**Source material**
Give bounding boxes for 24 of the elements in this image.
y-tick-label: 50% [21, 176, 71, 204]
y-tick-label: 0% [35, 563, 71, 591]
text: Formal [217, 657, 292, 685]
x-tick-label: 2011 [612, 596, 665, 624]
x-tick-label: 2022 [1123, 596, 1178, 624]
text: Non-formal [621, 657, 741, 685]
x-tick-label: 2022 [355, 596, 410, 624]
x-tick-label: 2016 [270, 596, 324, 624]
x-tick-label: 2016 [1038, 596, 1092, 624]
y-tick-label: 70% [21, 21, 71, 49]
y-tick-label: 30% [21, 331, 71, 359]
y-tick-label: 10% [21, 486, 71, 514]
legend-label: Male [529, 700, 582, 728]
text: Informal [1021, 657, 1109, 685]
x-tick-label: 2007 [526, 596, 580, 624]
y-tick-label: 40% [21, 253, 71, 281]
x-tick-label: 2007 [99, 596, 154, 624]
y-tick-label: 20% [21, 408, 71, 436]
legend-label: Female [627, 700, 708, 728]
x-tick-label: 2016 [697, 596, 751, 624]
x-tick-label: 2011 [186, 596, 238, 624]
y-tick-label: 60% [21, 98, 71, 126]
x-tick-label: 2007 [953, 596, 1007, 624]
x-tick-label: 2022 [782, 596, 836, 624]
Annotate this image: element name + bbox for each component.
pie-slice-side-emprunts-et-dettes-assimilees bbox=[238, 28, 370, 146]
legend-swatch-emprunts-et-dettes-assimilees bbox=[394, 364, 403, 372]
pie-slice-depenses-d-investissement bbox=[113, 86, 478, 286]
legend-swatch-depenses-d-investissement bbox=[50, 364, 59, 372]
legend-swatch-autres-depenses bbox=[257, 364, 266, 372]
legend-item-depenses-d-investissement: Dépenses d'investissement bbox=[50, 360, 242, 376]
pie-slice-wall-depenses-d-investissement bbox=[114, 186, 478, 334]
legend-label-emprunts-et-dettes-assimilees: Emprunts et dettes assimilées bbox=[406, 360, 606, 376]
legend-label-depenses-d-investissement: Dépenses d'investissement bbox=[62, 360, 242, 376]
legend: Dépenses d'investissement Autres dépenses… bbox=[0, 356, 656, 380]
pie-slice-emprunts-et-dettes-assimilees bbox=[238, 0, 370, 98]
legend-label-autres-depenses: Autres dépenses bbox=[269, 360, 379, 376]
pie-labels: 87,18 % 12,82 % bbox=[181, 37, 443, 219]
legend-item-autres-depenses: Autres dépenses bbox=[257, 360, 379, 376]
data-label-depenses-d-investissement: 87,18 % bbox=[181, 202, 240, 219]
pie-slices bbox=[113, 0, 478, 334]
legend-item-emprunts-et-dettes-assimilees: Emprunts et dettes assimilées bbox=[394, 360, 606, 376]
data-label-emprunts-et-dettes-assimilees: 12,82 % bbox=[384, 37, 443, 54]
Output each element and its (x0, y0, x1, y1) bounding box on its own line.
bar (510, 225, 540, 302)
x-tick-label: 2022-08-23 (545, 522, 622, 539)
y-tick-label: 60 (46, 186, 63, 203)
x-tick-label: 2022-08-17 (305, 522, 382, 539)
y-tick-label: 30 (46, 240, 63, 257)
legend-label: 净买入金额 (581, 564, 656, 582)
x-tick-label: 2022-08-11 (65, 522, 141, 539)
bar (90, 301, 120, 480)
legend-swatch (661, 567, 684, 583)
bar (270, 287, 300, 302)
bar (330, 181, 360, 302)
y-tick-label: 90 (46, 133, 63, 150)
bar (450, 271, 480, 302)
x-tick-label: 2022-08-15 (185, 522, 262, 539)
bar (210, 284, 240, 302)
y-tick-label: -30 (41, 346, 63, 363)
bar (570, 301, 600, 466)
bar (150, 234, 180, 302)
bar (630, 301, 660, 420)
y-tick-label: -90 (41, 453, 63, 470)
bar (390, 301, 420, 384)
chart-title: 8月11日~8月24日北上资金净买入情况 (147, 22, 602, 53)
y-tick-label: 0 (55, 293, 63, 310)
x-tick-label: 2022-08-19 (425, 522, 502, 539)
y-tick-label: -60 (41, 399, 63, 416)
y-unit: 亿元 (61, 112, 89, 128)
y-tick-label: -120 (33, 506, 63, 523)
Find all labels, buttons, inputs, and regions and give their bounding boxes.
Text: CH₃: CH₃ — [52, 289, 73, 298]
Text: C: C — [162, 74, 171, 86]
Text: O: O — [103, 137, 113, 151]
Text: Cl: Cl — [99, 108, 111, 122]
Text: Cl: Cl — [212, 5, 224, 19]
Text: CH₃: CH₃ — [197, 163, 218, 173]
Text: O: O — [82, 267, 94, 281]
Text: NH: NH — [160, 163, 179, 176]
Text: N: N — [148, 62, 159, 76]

* * *

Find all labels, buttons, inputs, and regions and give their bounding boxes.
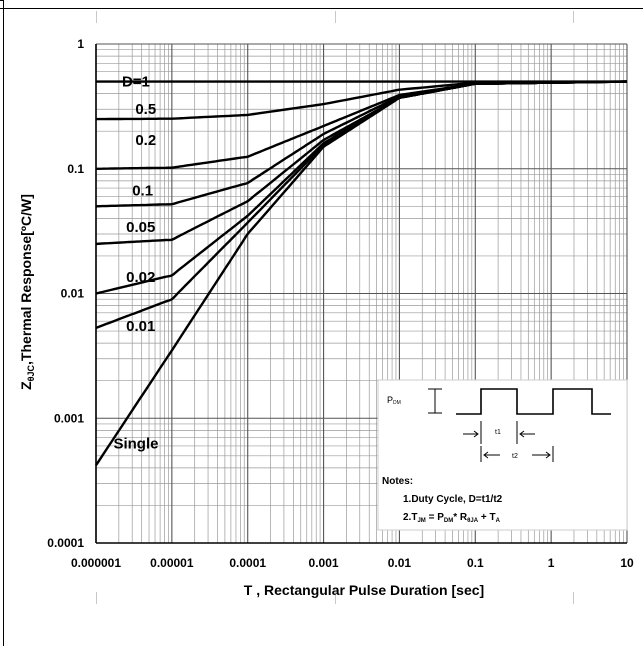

* * *

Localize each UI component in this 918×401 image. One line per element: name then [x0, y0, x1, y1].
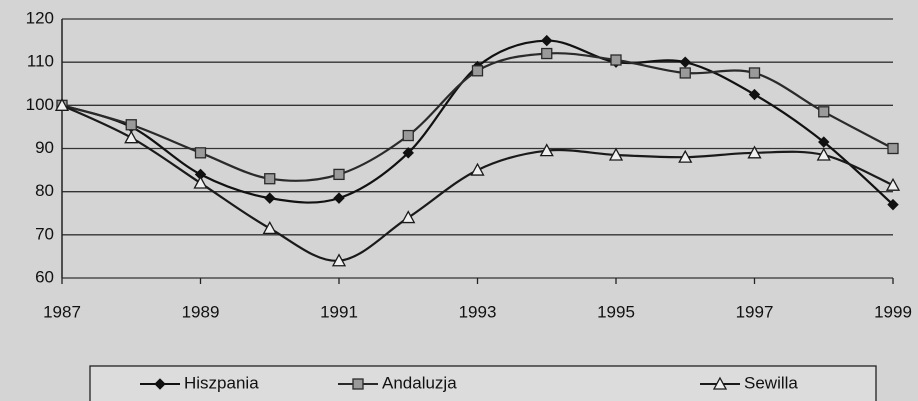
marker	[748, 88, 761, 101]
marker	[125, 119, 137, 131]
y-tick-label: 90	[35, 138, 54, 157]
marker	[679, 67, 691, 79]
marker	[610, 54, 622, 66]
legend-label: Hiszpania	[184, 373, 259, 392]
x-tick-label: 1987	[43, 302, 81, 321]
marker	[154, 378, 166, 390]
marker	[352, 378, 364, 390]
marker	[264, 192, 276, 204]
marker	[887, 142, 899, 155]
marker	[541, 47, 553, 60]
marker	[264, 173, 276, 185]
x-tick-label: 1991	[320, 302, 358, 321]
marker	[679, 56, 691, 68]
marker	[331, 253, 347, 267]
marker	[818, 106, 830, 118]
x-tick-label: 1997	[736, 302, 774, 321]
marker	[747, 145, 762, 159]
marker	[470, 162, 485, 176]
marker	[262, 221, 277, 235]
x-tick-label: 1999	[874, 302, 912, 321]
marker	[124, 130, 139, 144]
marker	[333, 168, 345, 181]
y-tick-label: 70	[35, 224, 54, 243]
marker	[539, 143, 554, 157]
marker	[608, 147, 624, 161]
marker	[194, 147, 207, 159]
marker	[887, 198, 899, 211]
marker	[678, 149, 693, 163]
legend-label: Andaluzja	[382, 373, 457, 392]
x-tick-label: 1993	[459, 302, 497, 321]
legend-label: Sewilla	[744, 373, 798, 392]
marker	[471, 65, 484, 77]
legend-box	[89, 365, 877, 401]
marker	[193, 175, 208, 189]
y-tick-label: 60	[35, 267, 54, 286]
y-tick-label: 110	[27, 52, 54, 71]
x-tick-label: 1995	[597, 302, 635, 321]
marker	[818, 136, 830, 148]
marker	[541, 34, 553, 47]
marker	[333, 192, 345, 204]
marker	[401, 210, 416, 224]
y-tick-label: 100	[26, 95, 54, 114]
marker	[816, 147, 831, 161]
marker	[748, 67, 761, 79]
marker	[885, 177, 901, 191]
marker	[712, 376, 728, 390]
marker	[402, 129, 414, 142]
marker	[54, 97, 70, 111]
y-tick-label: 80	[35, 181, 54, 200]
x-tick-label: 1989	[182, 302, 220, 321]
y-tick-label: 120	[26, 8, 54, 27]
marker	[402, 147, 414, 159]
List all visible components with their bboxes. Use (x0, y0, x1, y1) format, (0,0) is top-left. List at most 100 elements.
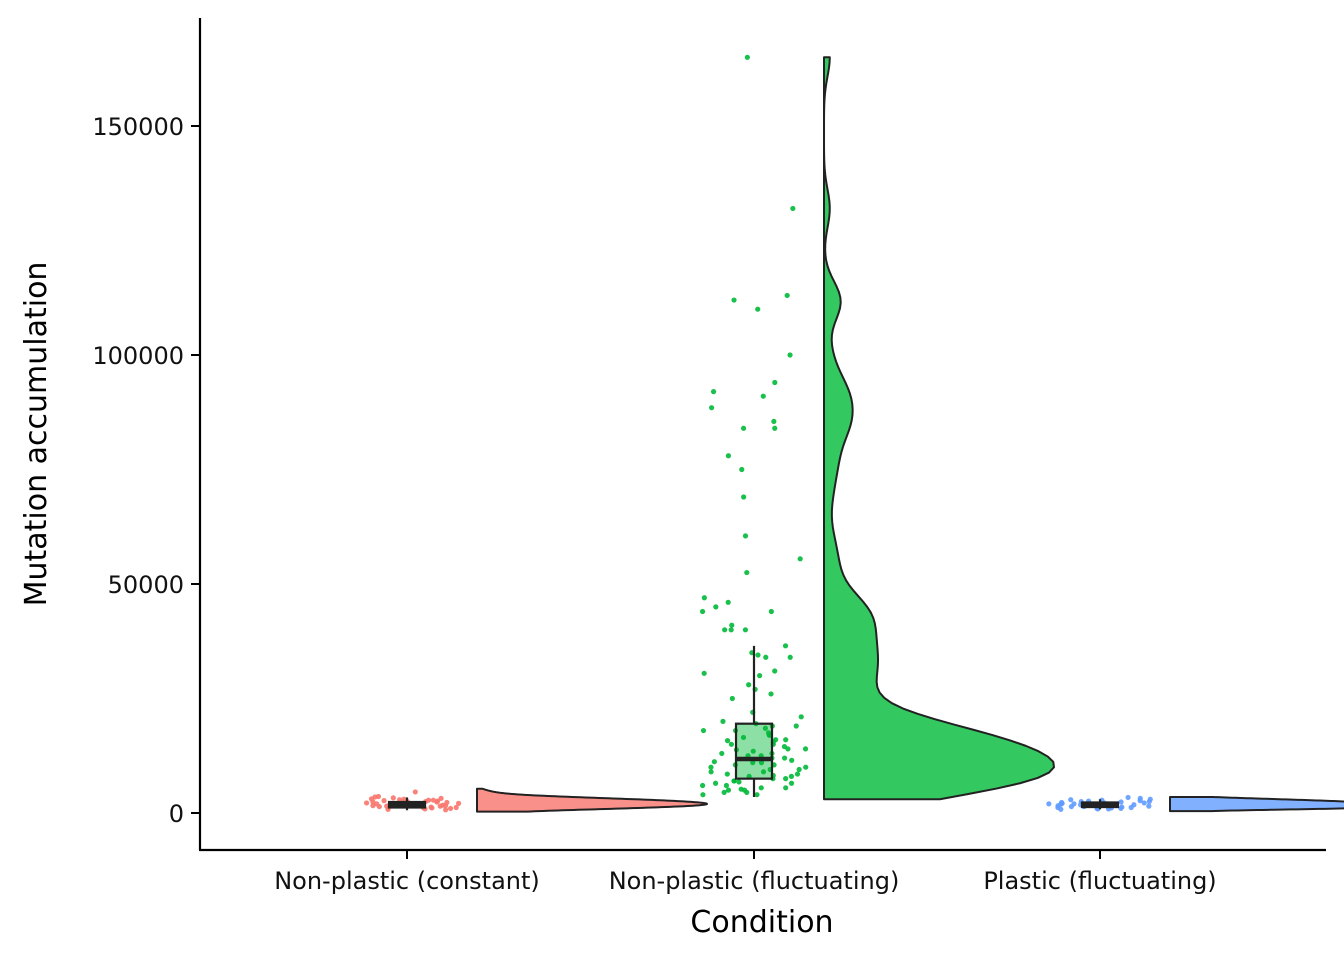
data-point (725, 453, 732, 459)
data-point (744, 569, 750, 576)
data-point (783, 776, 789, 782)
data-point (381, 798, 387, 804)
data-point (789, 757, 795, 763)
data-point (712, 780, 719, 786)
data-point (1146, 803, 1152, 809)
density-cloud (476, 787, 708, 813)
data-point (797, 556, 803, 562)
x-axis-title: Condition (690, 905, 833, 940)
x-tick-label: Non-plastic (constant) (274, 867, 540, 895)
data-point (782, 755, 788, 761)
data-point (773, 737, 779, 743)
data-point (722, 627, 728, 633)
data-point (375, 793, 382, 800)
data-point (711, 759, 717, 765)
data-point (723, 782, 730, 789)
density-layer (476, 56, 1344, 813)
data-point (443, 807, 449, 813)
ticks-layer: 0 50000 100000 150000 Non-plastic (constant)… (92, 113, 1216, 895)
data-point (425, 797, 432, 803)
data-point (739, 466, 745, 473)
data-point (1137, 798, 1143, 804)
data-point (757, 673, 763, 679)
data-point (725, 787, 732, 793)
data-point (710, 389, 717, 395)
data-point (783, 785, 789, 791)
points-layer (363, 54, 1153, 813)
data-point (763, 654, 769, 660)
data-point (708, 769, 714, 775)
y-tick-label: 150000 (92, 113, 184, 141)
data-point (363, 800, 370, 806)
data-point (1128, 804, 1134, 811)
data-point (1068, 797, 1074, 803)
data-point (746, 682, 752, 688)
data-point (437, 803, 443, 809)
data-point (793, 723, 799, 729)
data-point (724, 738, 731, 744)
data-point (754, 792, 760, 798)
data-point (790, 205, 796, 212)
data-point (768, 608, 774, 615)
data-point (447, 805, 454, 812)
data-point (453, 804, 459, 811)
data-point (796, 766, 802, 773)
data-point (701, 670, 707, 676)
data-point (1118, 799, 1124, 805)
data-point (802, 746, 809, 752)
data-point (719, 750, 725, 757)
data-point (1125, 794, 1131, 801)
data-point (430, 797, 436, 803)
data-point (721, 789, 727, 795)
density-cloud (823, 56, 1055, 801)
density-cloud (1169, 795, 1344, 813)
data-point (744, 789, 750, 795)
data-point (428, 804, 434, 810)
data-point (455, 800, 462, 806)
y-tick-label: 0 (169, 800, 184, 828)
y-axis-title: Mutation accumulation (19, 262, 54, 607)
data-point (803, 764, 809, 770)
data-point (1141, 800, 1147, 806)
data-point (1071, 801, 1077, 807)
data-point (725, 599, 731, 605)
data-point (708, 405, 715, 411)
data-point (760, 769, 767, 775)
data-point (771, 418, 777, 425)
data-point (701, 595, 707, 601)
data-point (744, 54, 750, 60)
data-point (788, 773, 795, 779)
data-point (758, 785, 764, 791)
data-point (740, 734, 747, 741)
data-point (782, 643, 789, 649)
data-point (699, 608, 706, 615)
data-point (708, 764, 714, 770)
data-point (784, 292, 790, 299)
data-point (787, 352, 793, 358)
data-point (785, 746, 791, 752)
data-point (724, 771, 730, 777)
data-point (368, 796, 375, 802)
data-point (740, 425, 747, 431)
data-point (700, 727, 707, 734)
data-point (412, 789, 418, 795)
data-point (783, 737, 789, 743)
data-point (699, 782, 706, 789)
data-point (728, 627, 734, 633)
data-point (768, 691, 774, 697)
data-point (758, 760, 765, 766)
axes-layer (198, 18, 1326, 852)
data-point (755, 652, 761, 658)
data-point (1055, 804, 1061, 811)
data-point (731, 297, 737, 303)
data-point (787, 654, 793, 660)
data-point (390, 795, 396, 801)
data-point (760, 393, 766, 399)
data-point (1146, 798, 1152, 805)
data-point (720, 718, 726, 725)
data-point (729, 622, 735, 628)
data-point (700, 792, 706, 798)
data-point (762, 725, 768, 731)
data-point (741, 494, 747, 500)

**Exercise**
Reproduce the lines of the material starting at the line that contains "Give bounding boxes" and ending at the line that contains "x-tick-label: 2016 [270, 596, 324, 624]", with both of those lines included.

**Right answer**
Give bounding boxes for 24 of the elements in this image.
y-tick-label: 50% [21, 176, 71, 204]
y-tick-label: 0% [35, 563, 71, 591]
text: Formal [217, 657, 292, 685]
x-tick-label: 2011 [612, 596, 665, 624]
x-tick-label: 2022 [1123, 596, 1178, 624]
text: Non-formal [621, 657, 741, 685]
x-tick-label: 2022 [355, 596, 410, 624]
x-tick-label: 2016 [270, 596, 324, 624]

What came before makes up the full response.